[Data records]
^^^^
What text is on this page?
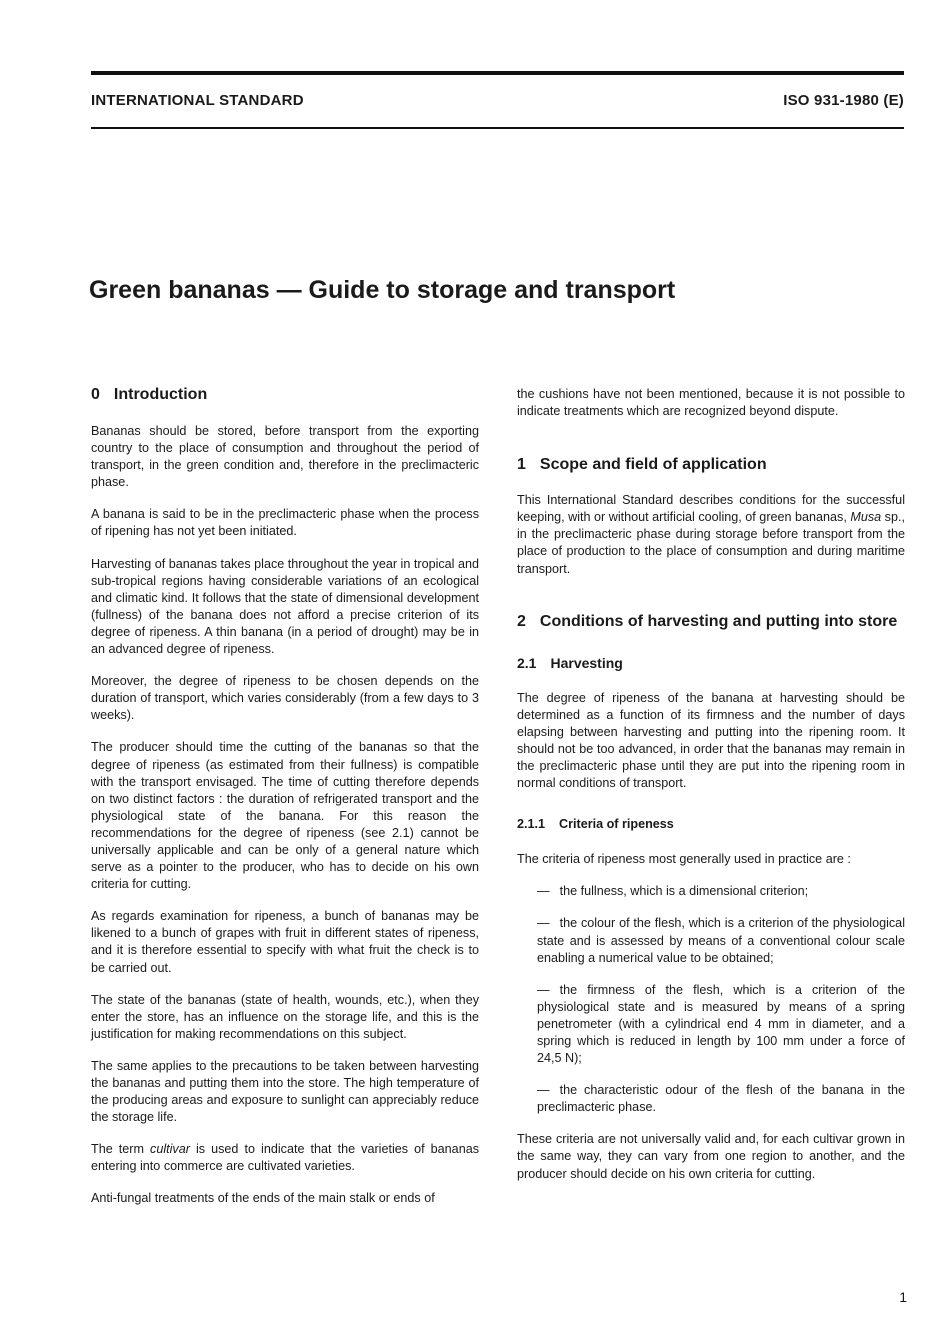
INTERNATIONAL STANDARD	ISO 931-1980 (E)
Green bananas — Guide to storage and transport
0 Introduction

Bananas should be stored, before transport from the exporting country to the place of consumption and throughout the period of transport, in the green condition and, therefore in the preclimacteric phase.

A banana is said to be in the preclimacteric phase when the process of ripening has not yet been initiated.

Harvesting of bananas takes place throughout the year in tropical and sub-tropical regions having considerable variations of an ecological and climatic kind. It follows that the state of dimensional development (fullness) of the banana does not afford a precise criterion of its degree of ripeness. A thin banana (in a period of drought) may be in an advanced degree of ripeness.

Moreover, the degree of ripeness to be chosen depends on the duration of transport, which varies considerably (from a few days to 3 weeks).

The producer should time the cutting of the bananas so that the degree of ripeness (as estimated from their fullness) is compatible with the transport envisaged. The time of cutting therefore depends on two distinct factors : the duration of refrigerated transport and the physiological state of the banana. For this reason the recommendations for the degree of ripeness (see 2.1) cannot be universally applicable and can be only of a general nature which serve as a pointer to the producer, who has to decide on his own criteria for cutting.

As regards examination for ripeness, a bunch of bananas may be likened to a bunch of grapes with fruit in different states of ripeness, and it is therefore essential to specify with what fruit the check is to be carried out.

The state of the bananas (state of health, wounds, etc.), when they enter the store, has an influence on the storage life, and this is the justification for making recommendations on this subject.

The same applies to the precautions to be taken between harvesting the bananas and putting them into the store. The high temperature of the producing areas and exposure to sunlight can appreciably reduce the storage life.

The term cultivar is used to indicate that the varieties of bananas entering into commerce are cultivated varieties.

Anti-fungal treatments of the ends of the main stalk or ends of

the cushions have not been mentioned, because it is not possible to indicate treatments which are recognized beyond dispute.

1 Scope and field of application

This International Standard describes conditions for the successful keeping, with or without artificial cooling, of green bananas, Musa sp., in the preclimacteric phase during storage before transport from the place of production to the place of consumption and during maritime transport.

2 Conditions of harvesting and putting into store
2.1 Harvesting

The degree of ripeness of the banana at harvesting should be determined as a function of its firmness and the number of days elapsing between harvesting and putting into the ripening room. It should not be too advanced, in order that the bananas may remain in the preclimacteric phase until they are put into the ripening room in normal conditions of transport.

2.1.1 Criteria of ripeness

The criteria of ripeness most generally used in practice are :

— the fullness, which is a dimensional criterion;

— the colour of the flesh, which is a criterion of the physiological state and is assessed by means of a conventional colour scale enabling a numerical value to be obtained;

— the firmness of the flesh, which is a criterion of the physiological state and is measured by means of a spring penetrometer (with a cylindrical end 4 mm in diameter, and a spring which is reduced in length by 100 mm under a force of 24,5 N);

— the characteristic odour of the flesh of the banana in the preclimacteric phase.

These criteria are not universally valid and, for each cultivar grown in the same way, they can vary from one region to another, and the producer should decide on his own criteria for cutting.

1
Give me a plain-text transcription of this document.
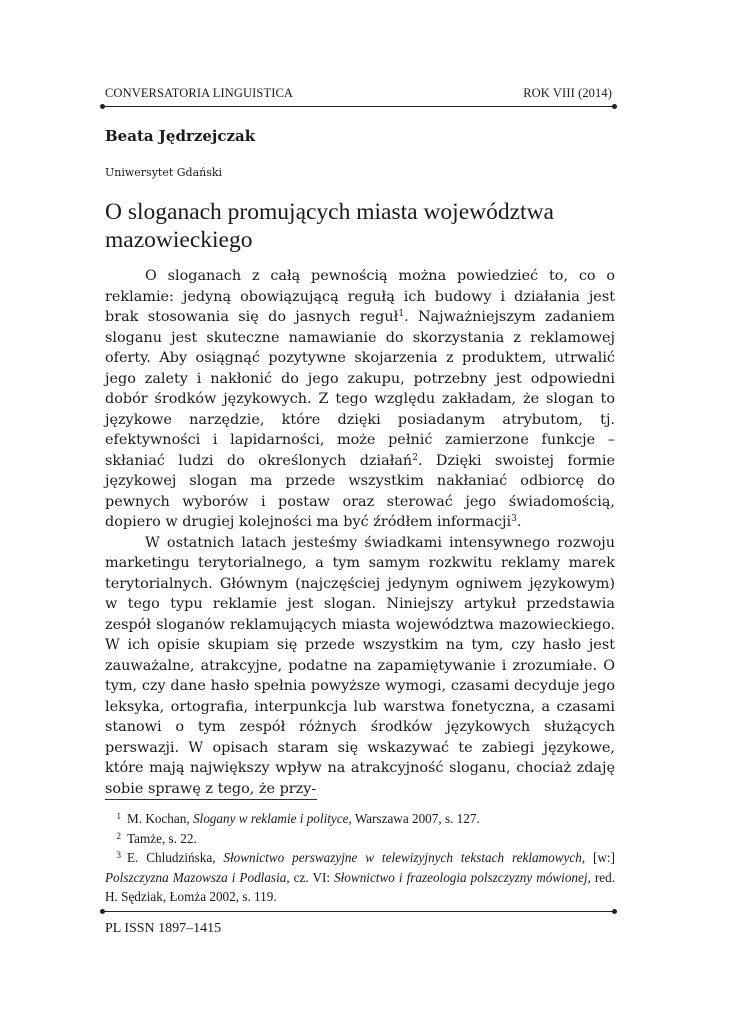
CONVERSATORIA LINGUISTICA	ROK VIII (2014)
Beata Jędrzejczak
Uniwersytet Gdański
O sloganach promujących miasta województwa mazowieckiego

O sloganach z całą pewnością można powiedzieć to, co o reklamie: jedyną obowiązującą regułą ich budowy i działania jest brak stosowania się do jasnych reguł$^1$. Najważniejszym zadaniem sloganu jest skuteczne namawianie do skorzystania z reklamowej oferty. Aby osiągnąć pozytywne skojarzenia z produktem, utrwalić jego zalety i nakłonić do jego zakupu, potrzebny jest odpowiedni dobór środków językowych. Z tego względu zakładam, że slogan to językowe narzędzie, które dzięki posiadanym atrybutom, tj. efektywności i lapidarności, może pełnić zamierzone funkcje – skłaniać ludzi do określonych działań$^2$. Dzięki swoistej formie językowej slogan ma przede wszystkim nakłaniać odbiorcę do pewnych wyborów i postaw oraz sterować jego świadomością, dopiero w drugiej kolejności ma być źródłem informacji$^3$.

W ostatnich latach jesteśmy świadkami intensywnego rozwoju marketingu terytorialnego, a tym samym rozkwitu reklamy marek terytorialnych. Głównym (najczęściej jedynym ogniwem językowym) w tego typu reklamie jest slogan. Niniejszy artykuł przedstawia zespół sloganów reklamujących miasta województwa mazowieckiego. W ich opisie skupiam się przede wszystkim na tym, czy hasło jest zauważalne, atrakcyjne, podatne na zapamiętywanie i zrozumiałe. O tym, czy dane hasło spełnia powyższe wymogi, czasami decyduje jego leksyka, ortografia, interpunkcja lub warstwa fonetyczna, a czasami stanowi o tym zespół różnych środków językowych służących perswazji. W opisach staram się wskazywać te zabiegi językowe, które mają największy wpływ na atrakcyjność sloganu, chociaż zdaję sobie sprawę z tego, że przy-

1 M. Kochan, Slogany w reklamie i polityce, Warszawa 2007, s. 127.

2 Tamże, s. 22.

3 E. Chludzińska, Słownictwo perswazyjne w telewizyjnych tekstach reklamowych, [w:] Polszczyzna Mazowsza i Podlasia, cz. VI: Słownictwo i frazeologia polszczyzny mówionej, red. H. Sędziak, Łomża 2002, s. 119.

PL ISSN 1897–1415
^^^^
▸ DO THIS
Report how many lines of the entries hold the word "used". Nothing else is needed.

▸ EXPECTED ANSWER
2